— begin —

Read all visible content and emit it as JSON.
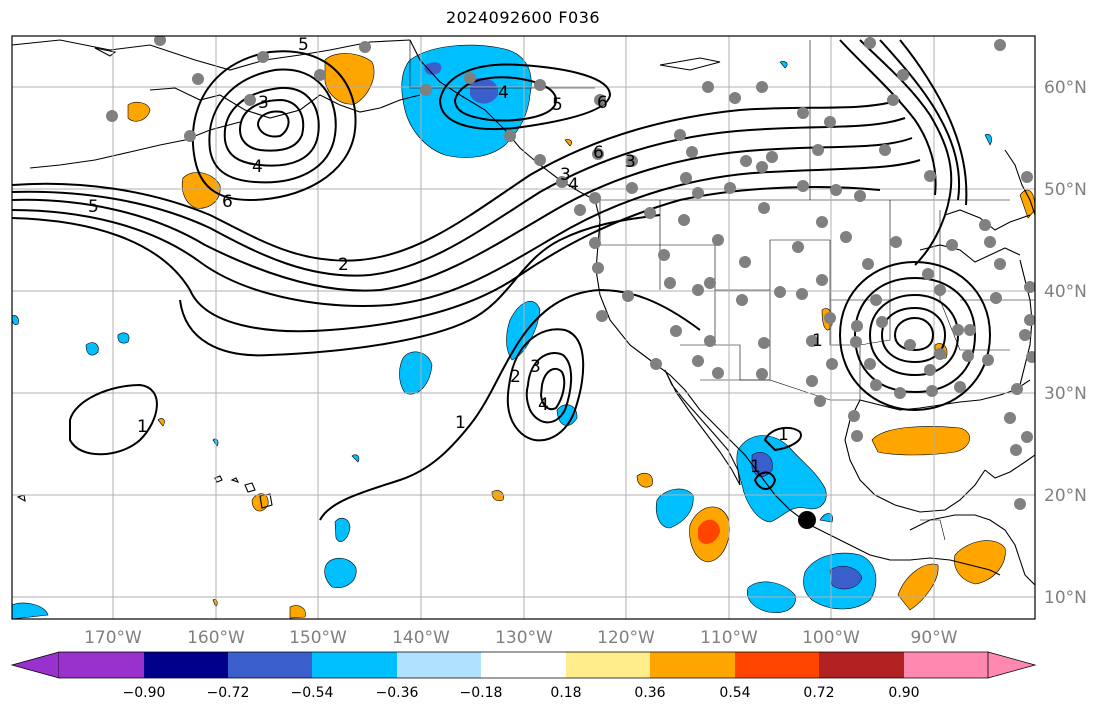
{
  "title": "2024092600 F036",
  "longitude_labels": [
    "170°W",
    "160°W",
    "150°W",
    "140°W",
    "130°W",
    "120°W",
    "110°W",
    "100°W",
    "90°W"
  ],
  "latitude_labels": [
    "60°N",
    "50°N",
    "40°N",
    "30°N",
    "20°N",
    "10°N"
  ],
  "colorbar": {
    "tick_labels": [
      "−0.90",
      "−0.72",
      "−0.54",
      "−0.36",
      "−0.18",
      "0.18",
      "0.36",
      "0.54",
      "0.72",
      "0.90"
    ],
    "colors": [
      "#9932cc",
      "#00008b",
      "#3a5fcd",
      "#00bfff",
      "#b0e2ff",
      "#ffffff",
      "#ffec8b",
      "#ffa500",
      "#ff4500",
      "#b22222",
      "#ff88b0"
    ]
  },
  "contour_labels": [
    "5",
    "3",
    "4",
    "6",
    "5",
    "4",
    "5",
    "6",
    "6",
    "3",
    "2",
    "1",
    "1",
    "2",
    "3",
    "4",
    "1",
    "1",
    "3",
    "4",
    "1"
  ],
  "stations": {
    "color": "#808080"
  },
  "storm_marker": {
    "color": "#000000"
  },
  "colors": {
    "land_outline": "#000000",
    "grid": "#b0b0b0"
  }
}
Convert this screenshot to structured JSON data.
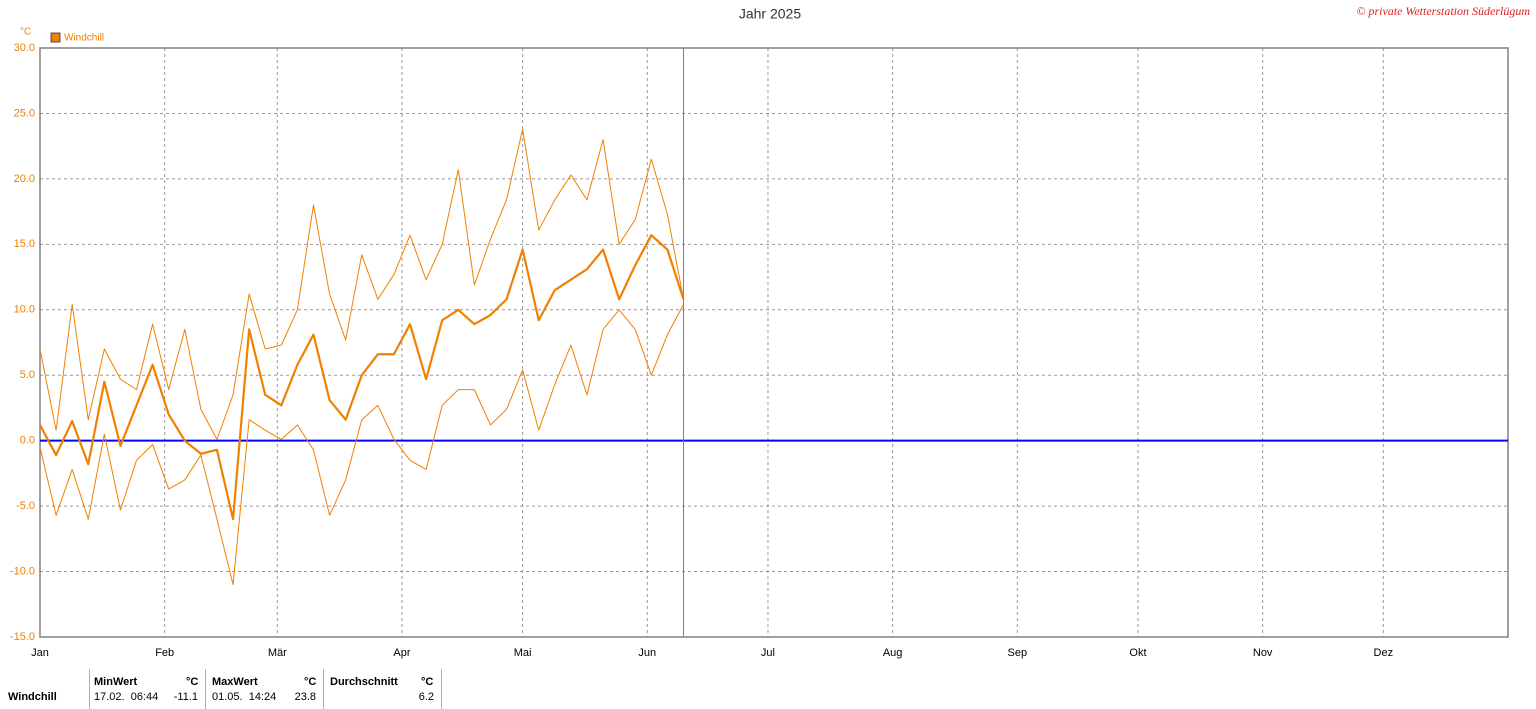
{
  "chart_data": {
    "type": "line",
    "title": "Jahr 2025",
    "credit": "© private Wetterstation Süderlügum",
    "y_unit": "°C",
    "x": [
      0,
      4,
      8,
      12,
      16,
      20,
      24,
      28,
      32,
      36,
      40,
      44,
      48,
      52,
      56,
      60,
      64,
      68,
      72,
      76,
      80,
      84,
      88,
      92,
      96,
      100,
      104,
      108,
      112,
      116,
      120,
      124,
      128,
      132,
      136,
      140,
      144,
      148,
      152,
      156,
      160
    ],
    "series": [
      {
        "name": "Windchill",
        "color": "#f08000",
        "width": 2.2,
        "values": [
          1.2,
          -1.1,
          1.5,
          -1.8,
          4.5,
          -0.4,
          2.7,
          5.8,
          2,
          0,
          -1,
          -0.7,
          -6,
          8.5,
          3.5,
          2.7,
          5.8,
          8.1,
          3.1,
          1.6,
          5,
          6.6,
          6.6,
          8.9,
          4.7,
          9.2,
          10,
          8.9,
          9.6,
          10.8,
          14.6,
          9.2,
          11.5,
          12.3,
          13.1,
          14.6,
          10.8,
          13.4,
          15.7,
          14.6,
          10.8
        ]
      },
      {
        "color": "#f08000",
        "width": 1,
        "values": [
          7,
          0.8,
          10.4,
          1.6,
          7,
          4.7,
          3.9,
          8.9,
          3.9,
          8.5,
          2.4,
          0.1,
          3.5,
          11.2,
          7,
          7.3,
          10,
          18,
          11.2,
          7.7,
          14.2,
          10.8,
          12.7,
          15.7,
          12.3,
          15,
          20.7,
          11.9,
          15.4,
          18.4,
          23.8,
          16.1,
          18.4,
          20.3,
          18.4,
          23,
          15,
          16.9,
          21.5,
          17.3,
          10.8
        ]
      },
      {
        "color": "#f08000",
        "width": 1,
        "values": [
          -0.5,
          -5.7,
          -2.2,
          -6,
          0.5,
          -5.3,
          -1.5,
          -0.3,
          -3.7,
          -3,
          -1.1,
          -6,
          -11,
          1.6,
          0.8,
          0.1,
          1.2,
          -0.7,
          -5.7,
          -3,
          1.6,
          2.7,
          0.1,
          -1.5,
          -2.2,
          2.7,
          3.9,
          3.9,
          1.2,
          2.4,
          5.4,
          0.8,
          4.3,
          7.3,
          3.5,
          8.5,
          10,
          8.5,
          5,
          8.1,
          10.4
        ]
      }
    ],
    "xlim": [
      0,
      365
    ],
    "xticks": [
      {
        "value": 0,
        "label": "Jan"
      },
      {
        "value": 31,
        "label": "Feb"
      },
      {
        "value": 59,
        "label": "Mär"
      },
      {
        "value": 90,
        "label": "Apr"
      },
      {
        "value": 120,
        "label": "Mai"
      },
      {
        "value": 151,
        "label": "Jun"
      },
      {
        "value": 181,
        "label": "Jul"
      },
      {
        "value": 212,
        "label": "Aug"
      },
      {
        "value": 243,
        "label": "Sep"
      },
      {
        "value": 273,
        "label": "Okt"
      },
      {
        "value": 304,
        "label": "Nov"
      },
      {
        "value": 334,
        "label": "Dez"
      }
    ],
    "ylim": [
      -15,
      30
    ],
    "yticks": [
      {
        "value": -15,
        "label": "-15.0"
      },
      {
        "value": -10,
        "label": "-10.0"
      },
      {
        "value": -5,
        "label": "-5.0"
      },
      {
        "value": 0,
        "label": "0.0"
      },
      {
        "value": 5,
        "label": "5.0"
      },
      {
        "value": 10,
        "label": "10.0"
      },
      {
        "value": 15,
        "label": "15.0"
      },
      {
        "value": 20,
        "label": "20.0"
      },
      {
        "value": 25,
        "label": "25.0"
      },
      {
        "value": 30,
        "label": "30.0"
      }
    ],
    "grid": true,
    "reference_line": {
      "value": 0,
      "color": "#0000ff"
    }
  },
  "stats_table": {
    "row_label": "Windchill",
    "columns": [
      {
        "header": "MinWert",
        "unit": "°C",
        "time": "17.02.  06:44",
        "value": -11.1
      },
      {
        "header": "MaxWert",
        "unit": "°C",
        "time": "01.05.  14:24",
        "value": 23.8
      },
      {
        "header": "Durchschnitt",
        "unit": "°C",
        "value": 6.2
      }
    ]
  }
}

— end —

● Description of the task: Pictures in the records above are left out; print everything else exactly as written.

● Written reply:
Read all visible content and emit it as JSON.
{
  "title": "2024092600 F036",
  "longitude_labels": [
    "170°W",
    "160°W",
    "150°W",
    "140°W",
    "130°W",
    "120°W",
    "110°W",
    "100°W",
    "90°W"
  ],
  "latitude_labels": [
    "60°N",
    "50°N",
    "40°N",
    "30°N",
    "20°N",
    "10°N"
  ],
  "colorbar": {
    "tick_labels": [
      "−0.90",
      "−0.72",
      "−0.54",
      "−0.36",
      "−0.18",
      "0.18",
      "0.36",
      "0.54",
      "0.72",
      "0.90"
    ],
    "colors": [
      "#9932cc",
      "#00008b",
      "#3a5fcd",
      "#00bfff",
      "#b0e2ff",
      "#ffffff",
      "#ffec8b",
      "#ffa500",
      "#ff4500",
      "#b22222",
      "#ff88b0"
    ]
  },
  "contour_labels": [
    "5",
    "3",
    "4",
    "6",
    "5",
    "4",
    "5",
    "6",
    "6",
    "3",
    "2",
    "1",
    "1",
    "2",
    "3",
    "4",
    "1",
    "1",
    "3",
    "4",
    "1"
  ],
  "stations": {
    "color": "#808080"
  },
  "storm_marker": {
    "color": "#000000"
  },
  "colors": {
    "land_outline": "#000000",
    "grid": "#b0b0b0"
  }
}
Convert this screenshot to structured JSON data.
{
  "chart_data": {
    "type": "line",
    "title": "Jahr 2025",
    "credit": "© private Wetterstation Süderlügum",
    "y_unit": "°C",
    "x": [
      0,
      4,
      8,
      12,
      16,
      20,
      24,
      28,
      32,
      36,
      40,
      44,
      48,
      52,
      56,
      60,
      64,
      68,
      72,
      76,
      80,
      84,
      88,
      92,
      96,
      100,
      104,
      108,
      112,
      116,
      120,
      124,
      128,
      132,
      136,
      140,
      144,
      148,
      152,
      156,
      160
    ],
    "series": [
      {
        "name": "Windchill",
        "color": "#f08000",
        "width": 2.2,
        "values": [
          1.2,
          -1.1,
          1.5,
          -1.8,
          4.5,
          -0.4,
          2.7,
          5.8,
          2,
          0,
          -1,
          -0.7,
          -6,
          8.5,
          3.5,
          2.7,
          5.8,
          8.1,
          3.1,
          1.6,
          5,
          6.6,
          6.6,
          8.9,
          4.7,
          9.2,
          10,
          8.9,
          9.6,
          10.8,
          14.6,
          9.2,
          11.5,
          12.3,
          13.1,
          14.6,
          10.8,
          13.4,
          15.7,
          14.6,
          10.8
        ]
      },
      {
        "color": "#f08000",
        "width": 1,
        "values": [
          7,
          0.8,
          10.4,
          1.6,
          7,
          4.7,
          3.9,
          8.9,
          3.9,
          8.5,
          2.4,
          0.1,
          3.5,
          11.2,
          7,
          7.3,
          10,
          18,
          11.2,
          7.7,
          14.2,
          10.8,
          12.7,
          15.7,
          12.3,
          15,
          20.7,
          11.9,
          15.4,
          18.4,
          23.8,
          16.1,
          18.4,
          20.3,
          18.4,
          23,
          15,
          16.9,
          21.5,
          17.3,
          10.8
        ]
      },
      {
        "color": "#f08000",
        "width": 1,
        "values": [
          -0.5,
          -5.7,
          -2.2,
          -6,
          0.5,
          -5.3,
          -1.5,
          -0.3,
          -3.7,
          -3,
          -1.1,
          -6,
          -11,
          1.6,
          0.8,
          0.1,
          1.2,
          -0.7,
          -5.7,
          -3,
          1.6,
          2.7,
          0.1,
          -1.5,
          -2.2,
          2.7,
          3.9,
          3.9,
          1.2,
          2.4,
          5.4,
          0.8,
          4.3,
          7.3,
          3.5,
          8.5,
          10,
          8.5,
          5,
          8.1,
          10.4
        ]
      }
    ],
    "xlim": [
      0,
      365
    ],
    "xticks": [
      {
        "value": 0,
        "label": "Jan"
      },
      {
        "value": 31,
        "label": "Feb"
      },
      {
        "value": 59,
        "label": "Mär"
      },
      {
        "value": 90,
        "label": "Apr"
      },
      {
        "value": 120,
        "label": "Mai"
      },
      {
        "value": 151,
        "label": "Jun"
      },
      {
        "value": 181,
        "label": "Jul"
      },
      {
        "value": 212,
        "label": "Aug"
      },
      {
        "value": 243,
        "label": "Sep"
      },
      {
        "value": 273,
        "label": "Okt"
      },
      {
        "value": 304,
        "label": "Nov"
      },
      {
        "value": 334,
        "label": "Dez"
      }
    ],
    "ylim": [
      -15,
      30
    ],
    "yticks": [
      {
        "value": -15,
        "label": "-15.0"
      },
      {
        "value": -10,
        "label": "-10.0"
      },
      {
        "value": -5,
        "label": "-5.0"
      },
      {
        "value": 0,
        "label": "0.0"
      },
      {
        "value": 5,
        "label": "5.0"
      },
      {
        "value": 10,
        "label": "10.0"
      },
      {
        "value": 15,
        "label": "15.0"
      },
      {
        "value": 20,
        "label": "20.0"
      },
      {
        "value": 25,
        "label": "25.0"
      },
      {
        "value": 30,
        "label": "30.0"
      }
    ],
    "grid": true,
    "reference_line": {
      "value": 0,
      "color": "#0000ff"
    }
  },
  "stats_table": {
    "row_label": "Windchill",
    "columns": [
      {
        "header": "MinWert",
        "unit": "°C",
        "time": "17.02.  06:44",
        "value": -11.1
      },
      {
        "header": "MaxWert",
        "unit": "°C",
        "time": "01.05.  14:24",
        "value": 23.8
      },
      {
        "header": "Durchschnitt",
        "unit": "°C",
        "value": 6.2
      }
    ]
  }
}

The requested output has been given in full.